Short problem>
Pull out every line in the data that has the string "对物体做的功为" in it.

Input records>
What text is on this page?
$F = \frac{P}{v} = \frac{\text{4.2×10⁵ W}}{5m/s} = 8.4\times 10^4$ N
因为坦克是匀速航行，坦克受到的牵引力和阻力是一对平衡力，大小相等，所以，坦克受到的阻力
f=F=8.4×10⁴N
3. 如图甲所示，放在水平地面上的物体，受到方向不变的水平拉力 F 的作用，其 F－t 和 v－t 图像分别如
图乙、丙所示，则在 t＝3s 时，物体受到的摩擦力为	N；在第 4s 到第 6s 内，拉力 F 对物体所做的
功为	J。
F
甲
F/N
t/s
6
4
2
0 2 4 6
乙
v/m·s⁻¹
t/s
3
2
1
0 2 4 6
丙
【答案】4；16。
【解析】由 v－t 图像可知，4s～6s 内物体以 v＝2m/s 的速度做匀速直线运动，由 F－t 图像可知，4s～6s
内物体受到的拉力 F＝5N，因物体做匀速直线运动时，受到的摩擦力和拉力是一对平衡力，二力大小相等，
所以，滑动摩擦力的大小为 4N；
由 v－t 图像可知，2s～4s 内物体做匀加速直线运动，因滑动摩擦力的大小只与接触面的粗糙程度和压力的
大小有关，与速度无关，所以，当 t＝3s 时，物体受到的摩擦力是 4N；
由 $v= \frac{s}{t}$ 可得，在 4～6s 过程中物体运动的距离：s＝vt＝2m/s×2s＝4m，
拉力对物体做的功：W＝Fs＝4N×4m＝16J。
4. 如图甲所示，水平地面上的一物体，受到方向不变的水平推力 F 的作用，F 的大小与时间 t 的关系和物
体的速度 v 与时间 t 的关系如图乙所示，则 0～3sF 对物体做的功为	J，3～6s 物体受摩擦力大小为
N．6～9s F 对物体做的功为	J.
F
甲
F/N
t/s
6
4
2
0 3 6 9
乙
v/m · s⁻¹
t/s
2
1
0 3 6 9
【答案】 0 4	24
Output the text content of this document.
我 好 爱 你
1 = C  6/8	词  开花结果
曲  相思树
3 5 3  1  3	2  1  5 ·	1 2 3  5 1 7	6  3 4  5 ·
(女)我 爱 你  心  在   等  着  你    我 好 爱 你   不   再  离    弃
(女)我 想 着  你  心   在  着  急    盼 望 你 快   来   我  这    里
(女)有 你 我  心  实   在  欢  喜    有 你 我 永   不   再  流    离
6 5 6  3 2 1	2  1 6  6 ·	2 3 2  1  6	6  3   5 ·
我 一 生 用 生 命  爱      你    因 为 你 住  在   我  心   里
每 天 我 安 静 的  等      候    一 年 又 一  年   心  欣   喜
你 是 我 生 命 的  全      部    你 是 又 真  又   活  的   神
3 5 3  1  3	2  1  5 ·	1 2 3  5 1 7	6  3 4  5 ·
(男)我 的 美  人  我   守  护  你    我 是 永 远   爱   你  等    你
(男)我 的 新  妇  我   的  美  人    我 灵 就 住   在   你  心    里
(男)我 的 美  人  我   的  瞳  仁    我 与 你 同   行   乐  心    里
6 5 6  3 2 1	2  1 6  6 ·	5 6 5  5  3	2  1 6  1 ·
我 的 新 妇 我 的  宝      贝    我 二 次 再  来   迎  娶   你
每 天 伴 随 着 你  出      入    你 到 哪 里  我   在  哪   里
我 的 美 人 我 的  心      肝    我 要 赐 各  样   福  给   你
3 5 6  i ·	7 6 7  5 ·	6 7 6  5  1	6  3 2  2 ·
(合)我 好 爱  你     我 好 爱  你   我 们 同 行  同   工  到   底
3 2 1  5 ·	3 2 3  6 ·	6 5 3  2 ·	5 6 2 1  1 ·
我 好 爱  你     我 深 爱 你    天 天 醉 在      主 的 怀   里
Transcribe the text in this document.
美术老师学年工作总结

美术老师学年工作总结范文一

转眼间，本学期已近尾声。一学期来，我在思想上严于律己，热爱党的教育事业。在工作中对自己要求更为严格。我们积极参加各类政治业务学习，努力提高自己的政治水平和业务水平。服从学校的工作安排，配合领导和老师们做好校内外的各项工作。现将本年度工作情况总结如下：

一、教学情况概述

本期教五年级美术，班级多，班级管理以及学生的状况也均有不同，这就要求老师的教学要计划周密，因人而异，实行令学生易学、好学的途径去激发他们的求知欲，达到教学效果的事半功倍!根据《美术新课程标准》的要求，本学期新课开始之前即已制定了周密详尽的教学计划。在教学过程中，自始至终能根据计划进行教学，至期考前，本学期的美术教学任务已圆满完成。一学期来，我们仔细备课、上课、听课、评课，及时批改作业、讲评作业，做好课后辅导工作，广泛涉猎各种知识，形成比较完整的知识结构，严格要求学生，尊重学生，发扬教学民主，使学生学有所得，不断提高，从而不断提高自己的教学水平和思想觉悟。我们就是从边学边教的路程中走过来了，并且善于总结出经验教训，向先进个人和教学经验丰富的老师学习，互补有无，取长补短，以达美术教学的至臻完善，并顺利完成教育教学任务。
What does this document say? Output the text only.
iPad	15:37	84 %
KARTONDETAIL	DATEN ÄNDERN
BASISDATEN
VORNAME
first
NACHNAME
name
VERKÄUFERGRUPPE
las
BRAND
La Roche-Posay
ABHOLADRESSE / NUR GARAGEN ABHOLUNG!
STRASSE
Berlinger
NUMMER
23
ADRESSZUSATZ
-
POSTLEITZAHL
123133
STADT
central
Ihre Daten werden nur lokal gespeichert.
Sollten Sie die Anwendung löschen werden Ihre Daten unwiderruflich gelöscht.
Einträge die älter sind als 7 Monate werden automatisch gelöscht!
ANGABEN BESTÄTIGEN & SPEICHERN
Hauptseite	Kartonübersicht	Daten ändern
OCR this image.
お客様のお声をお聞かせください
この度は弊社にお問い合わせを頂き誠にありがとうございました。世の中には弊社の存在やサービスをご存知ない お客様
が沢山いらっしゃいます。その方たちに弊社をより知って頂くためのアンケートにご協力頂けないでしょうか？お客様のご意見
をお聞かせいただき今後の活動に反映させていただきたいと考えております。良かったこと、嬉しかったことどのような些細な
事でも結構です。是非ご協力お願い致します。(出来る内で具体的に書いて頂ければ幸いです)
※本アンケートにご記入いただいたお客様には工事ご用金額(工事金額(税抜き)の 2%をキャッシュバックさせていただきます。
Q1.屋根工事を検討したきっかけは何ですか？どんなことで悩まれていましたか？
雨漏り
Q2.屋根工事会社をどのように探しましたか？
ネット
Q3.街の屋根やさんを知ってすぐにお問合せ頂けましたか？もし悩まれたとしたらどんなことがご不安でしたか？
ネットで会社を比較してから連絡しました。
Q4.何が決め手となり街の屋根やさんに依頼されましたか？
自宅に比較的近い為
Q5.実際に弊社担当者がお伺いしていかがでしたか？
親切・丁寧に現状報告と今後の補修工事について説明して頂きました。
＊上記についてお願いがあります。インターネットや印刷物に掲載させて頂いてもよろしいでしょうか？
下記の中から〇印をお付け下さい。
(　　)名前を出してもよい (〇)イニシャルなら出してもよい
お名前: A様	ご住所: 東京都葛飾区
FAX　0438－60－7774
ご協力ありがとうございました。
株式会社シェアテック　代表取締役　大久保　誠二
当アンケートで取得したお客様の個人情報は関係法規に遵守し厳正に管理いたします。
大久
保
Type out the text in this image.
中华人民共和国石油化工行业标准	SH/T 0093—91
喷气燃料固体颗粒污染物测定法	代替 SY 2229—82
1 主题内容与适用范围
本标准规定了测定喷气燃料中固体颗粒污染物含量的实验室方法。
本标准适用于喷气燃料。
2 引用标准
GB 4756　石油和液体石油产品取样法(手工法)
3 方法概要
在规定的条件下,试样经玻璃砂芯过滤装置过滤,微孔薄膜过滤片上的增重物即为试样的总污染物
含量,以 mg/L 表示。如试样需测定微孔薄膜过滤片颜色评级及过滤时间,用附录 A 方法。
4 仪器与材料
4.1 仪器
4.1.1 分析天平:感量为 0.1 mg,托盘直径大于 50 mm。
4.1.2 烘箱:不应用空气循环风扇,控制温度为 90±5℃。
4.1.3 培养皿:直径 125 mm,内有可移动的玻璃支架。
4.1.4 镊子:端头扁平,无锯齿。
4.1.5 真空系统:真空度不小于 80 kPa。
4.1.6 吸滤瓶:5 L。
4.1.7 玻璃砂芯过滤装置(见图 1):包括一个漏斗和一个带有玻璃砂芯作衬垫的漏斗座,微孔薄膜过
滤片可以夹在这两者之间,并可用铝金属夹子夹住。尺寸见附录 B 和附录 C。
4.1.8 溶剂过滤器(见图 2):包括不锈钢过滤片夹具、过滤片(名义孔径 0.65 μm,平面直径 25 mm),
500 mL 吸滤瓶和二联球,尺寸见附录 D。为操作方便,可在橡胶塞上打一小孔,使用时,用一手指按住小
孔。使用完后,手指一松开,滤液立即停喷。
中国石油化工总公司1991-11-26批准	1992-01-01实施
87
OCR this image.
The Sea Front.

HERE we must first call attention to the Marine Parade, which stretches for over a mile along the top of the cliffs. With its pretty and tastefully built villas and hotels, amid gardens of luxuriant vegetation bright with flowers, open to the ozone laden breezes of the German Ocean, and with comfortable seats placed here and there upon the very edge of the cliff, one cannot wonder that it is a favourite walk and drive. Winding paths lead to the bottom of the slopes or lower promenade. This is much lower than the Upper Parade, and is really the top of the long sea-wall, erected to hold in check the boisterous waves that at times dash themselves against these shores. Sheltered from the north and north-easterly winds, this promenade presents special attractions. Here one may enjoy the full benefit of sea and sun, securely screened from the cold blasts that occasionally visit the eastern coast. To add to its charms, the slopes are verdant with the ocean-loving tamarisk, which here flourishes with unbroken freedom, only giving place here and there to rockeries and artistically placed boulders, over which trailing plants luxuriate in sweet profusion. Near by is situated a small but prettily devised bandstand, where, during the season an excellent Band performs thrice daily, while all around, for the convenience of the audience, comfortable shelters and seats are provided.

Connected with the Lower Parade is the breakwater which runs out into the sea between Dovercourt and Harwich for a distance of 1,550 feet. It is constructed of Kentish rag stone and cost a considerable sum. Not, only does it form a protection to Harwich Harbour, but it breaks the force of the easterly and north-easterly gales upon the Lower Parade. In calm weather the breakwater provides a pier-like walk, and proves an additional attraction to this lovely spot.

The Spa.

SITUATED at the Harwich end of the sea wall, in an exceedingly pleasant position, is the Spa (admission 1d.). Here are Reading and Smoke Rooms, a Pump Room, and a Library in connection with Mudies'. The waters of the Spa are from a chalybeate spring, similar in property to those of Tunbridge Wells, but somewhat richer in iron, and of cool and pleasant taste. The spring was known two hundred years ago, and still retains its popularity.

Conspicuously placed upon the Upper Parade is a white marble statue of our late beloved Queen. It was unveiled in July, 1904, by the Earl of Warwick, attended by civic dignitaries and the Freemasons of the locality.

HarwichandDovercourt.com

Output of the task>
体的速度 v 与时间 t 的关系如图乙所示，则 0～3sF 对物体做的功为	J，3～6s 物体受摩擦力大小为
N．6～9s F 对物体做的功为	J.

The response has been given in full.